[本文]
第1368回 リヨン、アポエルに敗れる(1) グループリーグ首位チームに与えられるアドバンテージ

 昨年3月11日の東日本大震災で被災された皆様に心からお見舞い申し上げます。また、復興活動に従事されている皆様に敬意を表し、東北地方だけではなくすべての日本の皆様に激励の意を表します。

■アポエルにスコア的には辛勝だったリヨン

 前回までの本連載ではフランス代表がアウエーで行われたドイツ戦で2-1と快勝し、18戦無敗という快進撃を続けていることを紹介した。代表チームの活躍と裏腹にフランスのクラブチームはチャンピオンズリーグ、ヨーロッパリーグという欧州カップ戦でなかなか上位に進出することができない。今季も欧州カップの決勝トーナメントに残ったフランス勢はリヨンとマルセイユだけである。
 リヨンは今年で9年連続のチャンピオンズリーグでの決勝トーナメント進出であるが、近年は1回戦敗退が目立つ。リヨンの成績を振り返るならば、初めてチャンピオンズリーグの決勝トーナメントに進出した2003-04シーズンから3年連続してベスト16の壁を破り準々決勝に進出しているが、その後は決勝トーナメント1回戦での敗退が多く、過去5シーズンは準決勝に進出した2009-10シーズンを除く4シーズンは初戦敗退が続いている。
 そして今年はキプロスのアポエルが決勝トーナメント1回戦の相手であり、本連載第1359回と1360回で紹介したとおりリヨンでの第1戦はリヨンが1-0と勝利している。この試合はリヨンが一方的に攻め、アポエルのシュートは終了間際のわずか1本というワンサイドゲームであった。しかしながら、結果は1-0と僅差であり、予断を許さない結果である。

[資料]
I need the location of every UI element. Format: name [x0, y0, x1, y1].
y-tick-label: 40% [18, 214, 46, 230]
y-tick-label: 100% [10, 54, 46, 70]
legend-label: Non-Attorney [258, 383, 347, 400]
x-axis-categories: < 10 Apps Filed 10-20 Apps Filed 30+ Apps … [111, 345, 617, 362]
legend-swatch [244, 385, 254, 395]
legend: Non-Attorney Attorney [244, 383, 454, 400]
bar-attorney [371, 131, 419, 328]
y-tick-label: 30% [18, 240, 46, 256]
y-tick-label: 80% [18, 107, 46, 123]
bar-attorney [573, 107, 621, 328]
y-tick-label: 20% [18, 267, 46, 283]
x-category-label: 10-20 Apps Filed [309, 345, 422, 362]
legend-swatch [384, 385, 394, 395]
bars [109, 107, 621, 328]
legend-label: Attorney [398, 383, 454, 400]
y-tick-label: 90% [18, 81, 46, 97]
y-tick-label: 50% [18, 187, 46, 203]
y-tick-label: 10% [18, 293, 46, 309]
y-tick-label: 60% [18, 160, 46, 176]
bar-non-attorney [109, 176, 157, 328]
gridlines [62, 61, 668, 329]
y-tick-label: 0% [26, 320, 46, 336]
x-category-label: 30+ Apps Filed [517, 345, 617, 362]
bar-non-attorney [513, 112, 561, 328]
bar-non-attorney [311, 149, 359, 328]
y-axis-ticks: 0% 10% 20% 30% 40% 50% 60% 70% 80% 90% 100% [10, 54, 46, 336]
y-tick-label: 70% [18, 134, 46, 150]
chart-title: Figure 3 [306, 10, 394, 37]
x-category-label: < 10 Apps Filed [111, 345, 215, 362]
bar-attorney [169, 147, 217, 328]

[課題] リヨンの欧州カップ戦を扱った本文のうち、「昨年3月11日の東日本大震災」から始まり「ズンは初戦敗退が続いている。」で終わる部分を、「マルセイユ」を「ボルドー」に置き換えて書き直せ。

[解答]
昨年3月11日の東日本大震災で被災された皆様に心からお見舞い申し上げます。また、復興活動に従事されている皆様に敬意を表し、東北地方だけではなくすべての日本の皆様に激励の意を表します。

■アポエルにスコア的には辛勝だったリヨン

 前回までの本連載ではフランス代表がアウエーで行われたドイツ戦で2-1と快勝し、18戦無敗という快進撃を続けていることを紹介した。代表チームの活躍と裏腹にフランスのクラブチームはチャンピオンズリーグ、ヨーロッパリーグという欧州カップ戦でなかなか上位に進出することができない。今季も欧州カップの決勝トーナメントに残ったフランス勢はリヨンとボルドーだけである。
 リヨンは今年で9年連続のチャンピオンズリーグでの決勝トーナメント進出であるが、近年は1回戦敗退が目立つ。リヨンの成績を振り返るならば、初めてチャンピオンズリーグの決勝トーナメントに進出した2003-04シーズンから3年連続してベスト16の壁を破り準々決勝に進出しているが、その後は決勝トーナメント1回戦での敗退が多く、過去5シーズンは準決勝に進出した2009-10シーズンを除く4シーズンは初戦敗退が続いている。